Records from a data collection
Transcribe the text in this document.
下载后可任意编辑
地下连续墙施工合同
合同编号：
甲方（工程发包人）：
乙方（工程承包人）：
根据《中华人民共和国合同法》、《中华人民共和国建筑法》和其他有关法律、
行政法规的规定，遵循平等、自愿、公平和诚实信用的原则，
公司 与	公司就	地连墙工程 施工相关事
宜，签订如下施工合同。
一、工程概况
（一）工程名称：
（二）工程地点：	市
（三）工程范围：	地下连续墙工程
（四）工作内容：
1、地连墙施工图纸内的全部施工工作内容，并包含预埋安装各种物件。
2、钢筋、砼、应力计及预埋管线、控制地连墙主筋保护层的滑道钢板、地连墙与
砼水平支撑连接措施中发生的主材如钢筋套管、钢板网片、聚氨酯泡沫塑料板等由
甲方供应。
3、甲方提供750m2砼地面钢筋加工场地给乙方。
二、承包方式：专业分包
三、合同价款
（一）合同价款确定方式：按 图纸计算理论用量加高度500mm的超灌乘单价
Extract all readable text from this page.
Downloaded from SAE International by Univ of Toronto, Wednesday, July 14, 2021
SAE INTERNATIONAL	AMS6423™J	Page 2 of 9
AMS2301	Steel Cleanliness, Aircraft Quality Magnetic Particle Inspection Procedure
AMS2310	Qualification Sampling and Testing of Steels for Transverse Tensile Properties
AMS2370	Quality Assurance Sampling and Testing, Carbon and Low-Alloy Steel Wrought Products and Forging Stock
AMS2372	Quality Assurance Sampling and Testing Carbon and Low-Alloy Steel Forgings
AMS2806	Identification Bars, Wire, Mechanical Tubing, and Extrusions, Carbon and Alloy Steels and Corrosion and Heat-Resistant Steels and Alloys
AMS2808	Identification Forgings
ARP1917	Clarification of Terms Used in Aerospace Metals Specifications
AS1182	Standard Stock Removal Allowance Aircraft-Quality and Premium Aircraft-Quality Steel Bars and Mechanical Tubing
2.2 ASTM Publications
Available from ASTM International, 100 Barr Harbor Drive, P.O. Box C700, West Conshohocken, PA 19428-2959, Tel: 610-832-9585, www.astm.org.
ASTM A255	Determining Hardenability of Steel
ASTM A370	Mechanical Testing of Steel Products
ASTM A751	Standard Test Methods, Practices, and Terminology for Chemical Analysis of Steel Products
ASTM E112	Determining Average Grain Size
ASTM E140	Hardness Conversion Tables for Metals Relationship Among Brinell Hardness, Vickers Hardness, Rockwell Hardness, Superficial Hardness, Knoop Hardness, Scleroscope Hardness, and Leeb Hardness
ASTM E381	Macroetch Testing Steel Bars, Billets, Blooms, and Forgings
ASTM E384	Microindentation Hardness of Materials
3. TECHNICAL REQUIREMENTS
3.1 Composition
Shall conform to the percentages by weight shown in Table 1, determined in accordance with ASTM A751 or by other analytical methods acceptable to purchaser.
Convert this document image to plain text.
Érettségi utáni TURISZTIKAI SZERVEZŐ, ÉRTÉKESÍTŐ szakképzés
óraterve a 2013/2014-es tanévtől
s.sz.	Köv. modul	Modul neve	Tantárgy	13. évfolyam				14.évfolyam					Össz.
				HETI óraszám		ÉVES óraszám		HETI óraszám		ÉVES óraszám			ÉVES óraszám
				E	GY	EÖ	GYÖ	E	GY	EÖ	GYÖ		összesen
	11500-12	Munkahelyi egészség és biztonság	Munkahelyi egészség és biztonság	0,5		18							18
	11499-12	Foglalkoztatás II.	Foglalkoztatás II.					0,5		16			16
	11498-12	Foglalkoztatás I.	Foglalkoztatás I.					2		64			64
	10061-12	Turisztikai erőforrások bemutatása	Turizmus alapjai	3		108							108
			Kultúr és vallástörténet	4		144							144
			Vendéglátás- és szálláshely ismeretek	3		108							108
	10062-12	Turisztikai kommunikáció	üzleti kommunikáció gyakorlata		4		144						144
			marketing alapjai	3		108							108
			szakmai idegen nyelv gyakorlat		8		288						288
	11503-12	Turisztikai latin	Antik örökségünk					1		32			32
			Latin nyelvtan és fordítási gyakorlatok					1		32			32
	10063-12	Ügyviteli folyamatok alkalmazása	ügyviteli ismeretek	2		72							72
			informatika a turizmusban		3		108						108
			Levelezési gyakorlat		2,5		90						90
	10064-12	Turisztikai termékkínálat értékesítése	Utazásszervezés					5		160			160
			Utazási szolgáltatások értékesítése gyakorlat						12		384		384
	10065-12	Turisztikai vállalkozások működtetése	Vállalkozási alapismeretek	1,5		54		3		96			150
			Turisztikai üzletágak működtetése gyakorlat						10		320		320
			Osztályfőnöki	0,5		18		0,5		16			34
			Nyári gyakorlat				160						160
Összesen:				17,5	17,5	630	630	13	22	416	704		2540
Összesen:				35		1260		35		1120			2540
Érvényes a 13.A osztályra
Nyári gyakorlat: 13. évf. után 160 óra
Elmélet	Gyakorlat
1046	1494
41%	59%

• **Given problem**: Print the listing above in full, exactly as it is.

• **Written reply**:
Transcribe the text in this document.
下载后可任意编辑
地下连续墙施工合同
合同编号：
甲方（工程发包人）：
乙方（工程承包人）：
根据《中华人民共和国合同法》、《中华人民共和国建筑法》和其他有关法律、
行政法规的规定，遵循平等、自愿、公平和诚实信用的原则，
公司 与	公司就	地连墙工程 施工相关事
宜，签订如下施工合同。
一、工程概况
（一）工程名称：
（二）工程地点：	市
（三）工程范围：	地下连续墙工程
（四）工作内容：
1、地连墙施工图纸内的全部施工工作内容，并包含预埋安装各种物件。
2、钢筋、砼、应力计及预埋管线、控制地连墙主筋保护层的滑道钢板、地连墙与
砼水平支撑连接措施中发生的主材如钢筋套管、钢板网片、聚氨酯泡沫塑料板等由
甲方供应。
3、甲方提供750m2砼地面钢筋加工场地给乙方。
二、承包方式：专业分包
三、合同价款
（一）合同价款确定方式：按 图纸计算理论用量加高度500mm的超灌乘单价
Extract all readable text from this page.
Downloaded from SAE International by Univ of Toronto, Wednesday, July 14, 2021
SAE INTERNATIONAL	AMS6423™J	Page 2 of 9
AMS2301	Steel Cleanliness, Aircraft Quality Magnetic Particle Inspection Procedure
AMS2310	Qualification Sampling and Testing of Steels for Transverse Tensile Properties
AMS2370	Quality Assurance Sampling and Testing, Carbon and Low-Alloy Steel Wrought Products and Forging Stock
AMS2372	Quality Assurance Sampling and Testing Carbon and Low-Alloy Steel Forgings
AMS2806	Identification Bars, Wire, Mechanical Tubing, and Extrusions, Carbon and Alloy Steels and Corrosion and Heat-Resistant Steels and Alloys
AMS2808	Identification Forgings
ARP1917	Clarification of Terms Used in Aerospace Metals Specifications
AS1182	Standard Stock Removal Allowance Aircraft-Quality and Premium Aircraft-Quality Steel Bars and Mechanical Tubing
2.2 ASTM Publications
Available from ASTM International, 100 Barr Harbor Drive, P.O. Box C700, West Conshohocken, PA 19428-2959, Tel: 610-832-9585, www.astm.org.
ASTM A255	Determining Hardenability of Steel
ASTM A370	Mechanical Testing of Steel Products
ASTM A751	Standard Test Methods, Practices, and Terminology for Chemical Analysis of Steel Products
ASTM E112	Determining Average Grain Size
ASTM E140	Hardness Conversion Tables for Metals Relationship Among Brinell Hardness, Vickers Hardness, Rockwell Hardness, Superficial Hardness, Knoop Hardness, Scleroscope Hardness, and Leeb Hardness
ASTM E381	Macroetch Testing Steel Bars, Billets, Blooms, and Forgings
ASTM E384	Microindentation Hardness of Materials
3. TECHNICAL REQUIREMENTS
3.1 Composition
Shall conform to the percentages by weight shown in Table 1, determined in accordance with ASTM A751 or by other analytical methods acceptable to purchaser.
Convert this document image to plain text.
Érettségi utáni TURISZTIKAI SZERVEZŐ, ÉRTÉKESÍTŐ szakképzés
óraterve a 2013/2014-es tanévtől
s.sz.	Köv. modul	Modul neve	Tantárgy	13. évfolyam				14.évfolyam					Össz.
				HETI óraszám		ÉVES óraszám		HETI óraszám		ÉVES óraszám			ÉVES óraszám
				E	GY	EÖ	GYÖ	E	GY	EÖ	GYÖ		összesen
	11500-12	Munkahelyi egészség és biztonság	Munkahelyi egészség és biztonság	0,5		18							18
	11499-12	Foglalkoztatás II.	Foglalkoztatás II.					0,5		16			16
	11498-12	Foglalkoztatás I.	Foglalkoztatás I.					2		64			64
	10061-12	Turisztikai erőforrások bemutatása	Turizmus alapjai	3		108							108
			Kultúr és vallástörténet	4		144							144
			Vendéglátás- és szálláshely ismeretek	3		108							108
	10062-12	Turisztikai kommunikáció	üzleti kommunikáció gyakorlata		4		144						144
			marketing alapjai	3		108							108
			szakmai idegen nyelv gyakorlat		8		288						288
	11503-12	Turisztikai latin	Antik örökségünk					1		32			32
			Latin nyelvtan és fordítási gyakorlatok					1		32			32
	10063-12	Ügyviteli folyamatok alkalmazása	ügyviteli ismeretek	2		72							72
			informatika a turizmusban		3		108						108
			Levelezési gyakorlat		2,5		90						90
	10064-12	Turisztikai termékkínálat értékesítése	Utazásszervezés					5		160			160
			Utazási szolgáltatások értékesítése gyakorlat						12		384		384
	10065-12	Turisztikai vállalkozások működtetése	Vállalkozási alapismeretek	1,5		54		3		96			150
			Turisztikai üzletágak működtetése gyakorlat						10		320		320
			Osztályfőnöki	0,5		18		0,5		16			34
			Nyári gyakorlat				160						160
Összesen:				17,5	17,5	630	630	13	22	416	704		2540
Összesen:				35		1260		35		1120			2540
Érvényes a 13.A osztályra
Nyári gyakorlat: 13. évf. után 160 óra
Elmélet	Gyakorlat
1046	1494
41%	59%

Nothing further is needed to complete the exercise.